Do any lines in the data below contain "document"? If so, copy every one of them.

(begin)

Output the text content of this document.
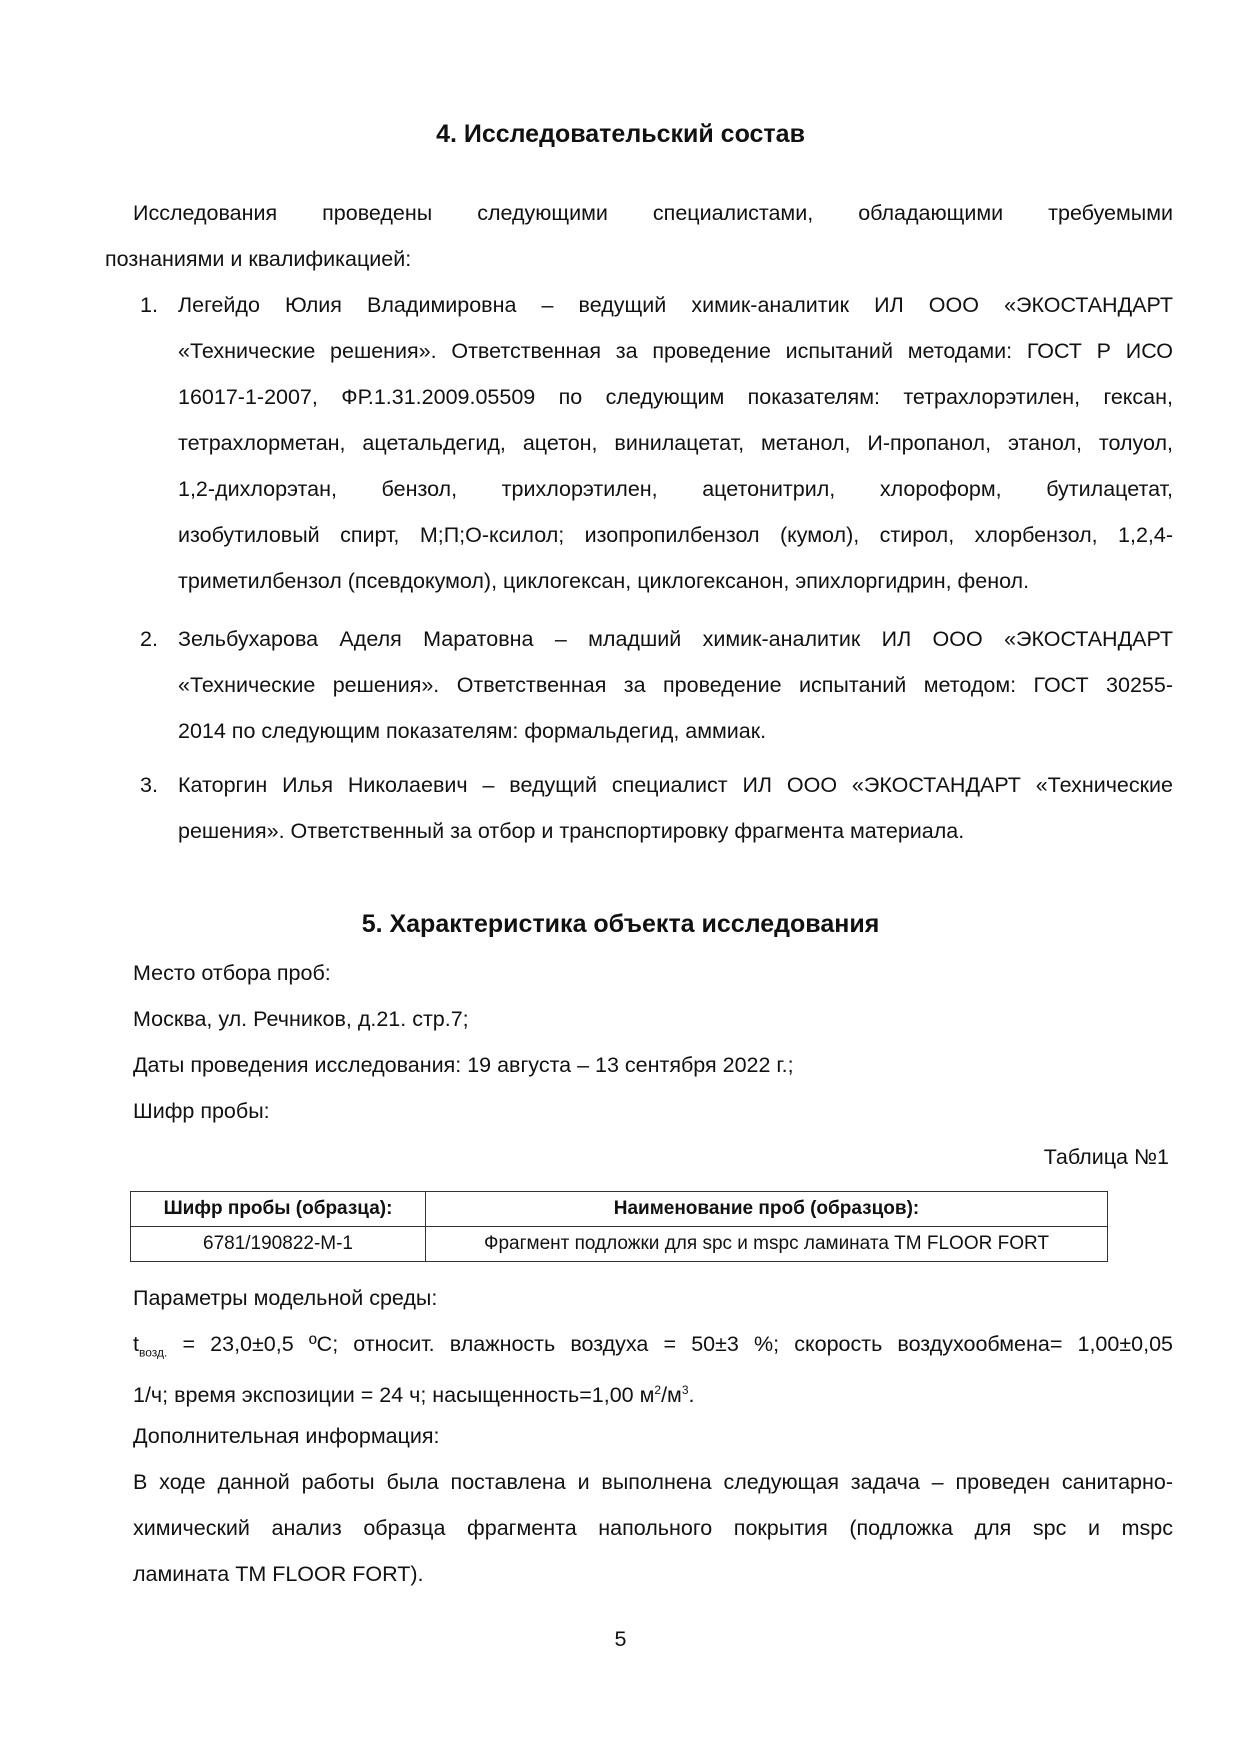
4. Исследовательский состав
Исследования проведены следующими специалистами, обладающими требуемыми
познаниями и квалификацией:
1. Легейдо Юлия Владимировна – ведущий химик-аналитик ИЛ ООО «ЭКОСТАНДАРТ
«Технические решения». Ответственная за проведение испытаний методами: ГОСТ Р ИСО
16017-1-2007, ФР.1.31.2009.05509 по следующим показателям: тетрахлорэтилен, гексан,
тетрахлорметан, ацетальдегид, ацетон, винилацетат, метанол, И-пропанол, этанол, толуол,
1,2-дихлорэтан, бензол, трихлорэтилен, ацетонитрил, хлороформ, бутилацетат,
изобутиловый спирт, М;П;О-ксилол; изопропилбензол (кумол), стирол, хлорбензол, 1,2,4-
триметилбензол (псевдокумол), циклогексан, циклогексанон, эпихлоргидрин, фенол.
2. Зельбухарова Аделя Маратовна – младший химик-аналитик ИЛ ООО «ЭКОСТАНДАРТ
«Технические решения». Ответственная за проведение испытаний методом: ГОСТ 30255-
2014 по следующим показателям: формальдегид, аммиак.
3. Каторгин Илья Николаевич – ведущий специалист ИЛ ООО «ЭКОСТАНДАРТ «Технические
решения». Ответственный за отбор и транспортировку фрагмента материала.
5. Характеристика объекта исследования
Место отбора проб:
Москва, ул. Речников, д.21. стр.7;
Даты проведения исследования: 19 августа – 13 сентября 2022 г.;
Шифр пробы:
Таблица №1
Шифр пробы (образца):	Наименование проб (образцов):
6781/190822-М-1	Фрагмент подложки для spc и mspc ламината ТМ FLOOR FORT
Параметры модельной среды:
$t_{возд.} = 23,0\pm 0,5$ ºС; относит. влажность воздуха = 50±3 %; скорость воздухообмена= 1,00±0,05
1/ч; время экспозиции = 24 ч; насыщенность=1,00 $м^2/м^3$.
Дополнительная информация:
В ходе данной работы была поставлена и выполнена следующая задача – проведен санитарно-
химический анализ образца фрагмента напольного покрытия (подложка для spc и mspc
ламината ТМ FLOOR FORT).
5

(end)
(begin)

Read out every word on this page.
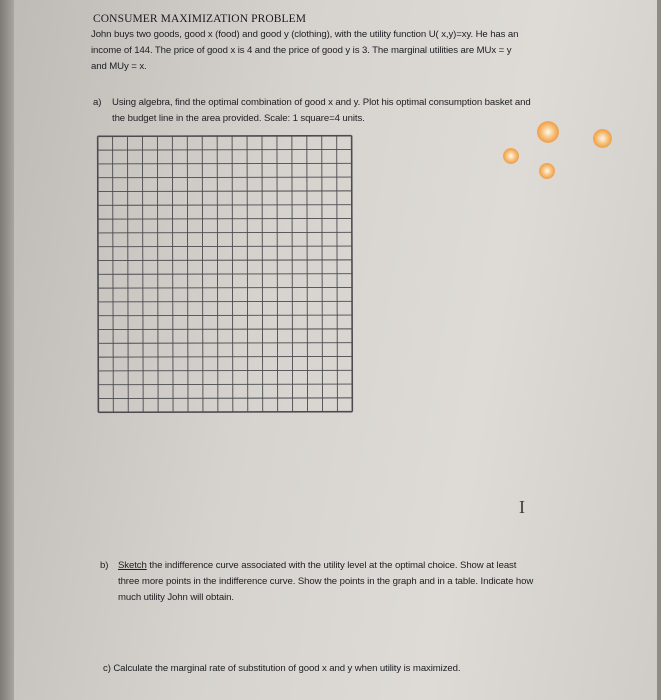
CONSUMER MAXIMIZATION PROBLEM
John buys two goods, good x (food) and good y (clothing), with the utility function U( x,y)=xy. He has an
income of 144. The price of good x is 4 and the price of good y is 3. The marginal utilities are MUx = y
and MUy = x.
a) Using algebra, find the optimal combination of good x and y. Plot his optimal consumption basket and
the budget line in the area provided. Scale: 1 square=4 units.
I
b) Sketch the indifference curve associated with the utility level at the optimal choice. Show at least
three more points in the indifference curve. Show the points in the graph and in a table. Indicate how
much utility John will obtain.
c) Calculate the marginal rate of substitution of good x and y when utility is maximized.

(end)
(begin)

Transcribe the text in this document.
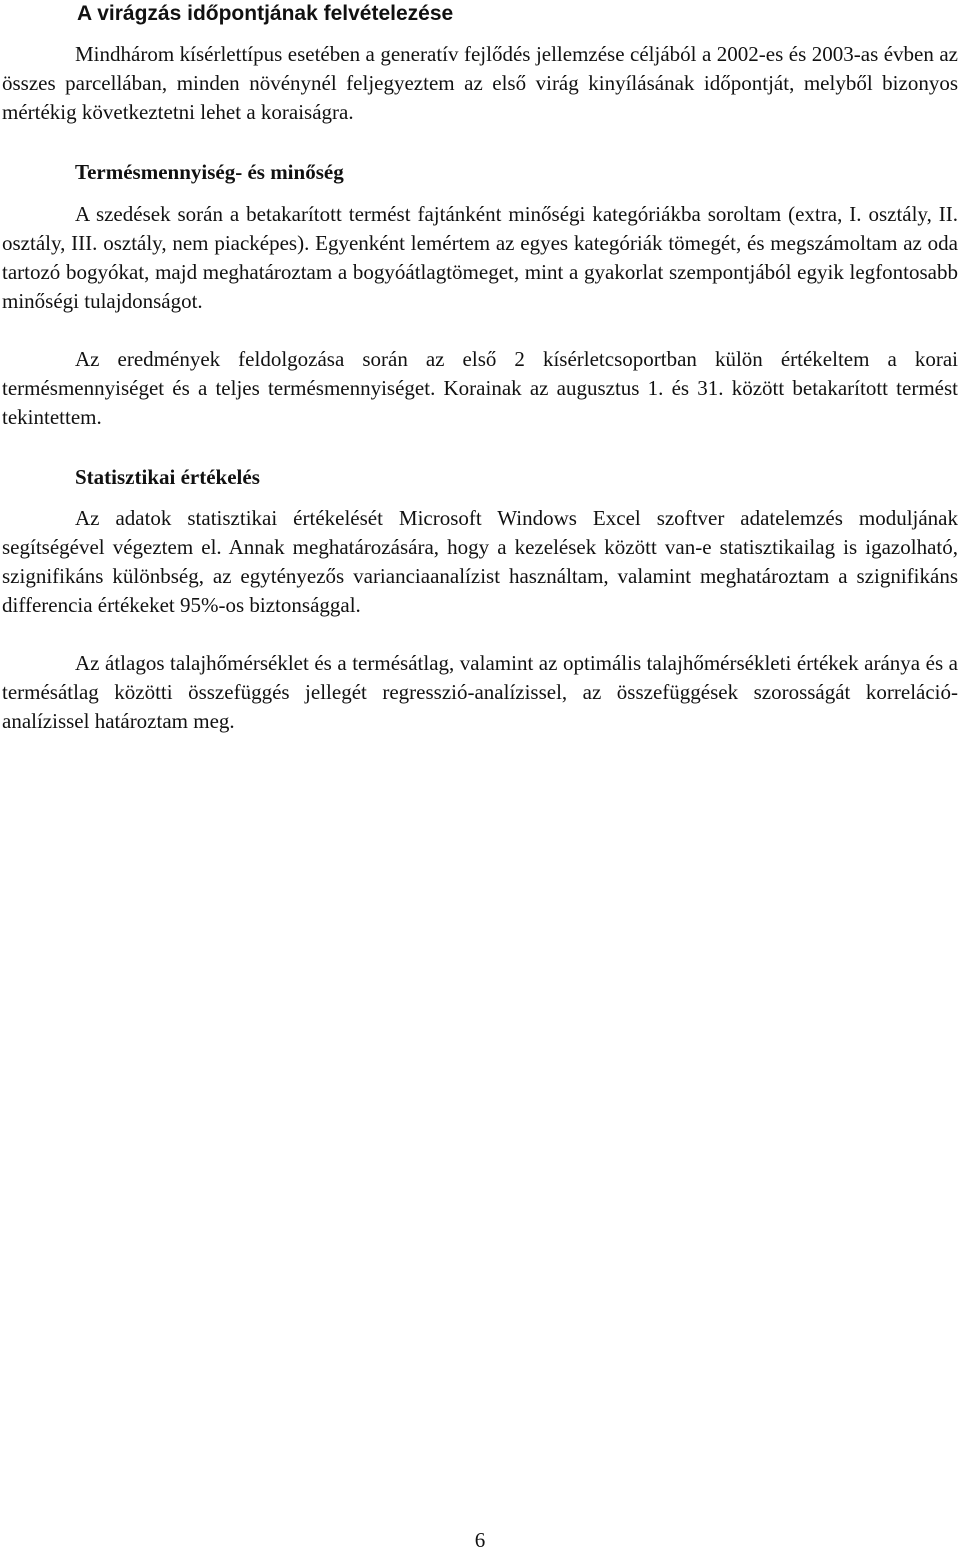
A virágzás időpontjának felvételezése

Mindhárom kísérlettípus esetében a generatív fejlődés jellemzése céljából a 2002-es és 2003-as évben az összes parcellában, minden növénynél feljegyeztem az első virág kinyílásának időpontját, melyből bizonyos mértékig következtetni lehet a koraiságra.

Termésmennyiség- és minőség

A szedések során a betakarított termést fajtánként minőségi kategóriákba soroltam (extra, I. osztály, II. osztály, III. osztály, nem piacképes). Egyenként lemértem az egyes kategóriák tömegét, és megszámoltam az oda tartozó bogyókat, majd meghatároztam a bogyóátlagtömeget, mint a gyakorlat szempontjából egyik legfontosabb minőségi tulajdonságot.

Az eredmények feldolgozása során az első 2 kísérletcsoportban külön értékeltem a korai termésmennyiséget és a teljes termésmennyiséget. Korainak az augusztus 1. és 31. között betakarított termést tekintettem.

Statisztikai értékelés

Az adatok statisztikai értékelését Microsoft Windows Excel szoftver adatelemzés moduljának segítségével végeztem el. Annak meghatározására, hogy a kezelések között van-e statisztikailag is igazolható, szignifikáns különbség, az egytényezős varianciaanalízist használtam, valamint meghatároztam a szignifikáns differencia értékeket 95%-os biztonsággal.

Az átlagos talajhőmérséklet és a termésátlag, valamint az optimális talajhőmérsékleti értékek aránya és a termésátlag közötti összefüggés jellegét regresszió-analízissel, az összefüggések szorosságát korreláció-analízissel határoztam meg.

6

(end)

▶ Exercise response
Output the text content of this document.
Transcribe the text in this document.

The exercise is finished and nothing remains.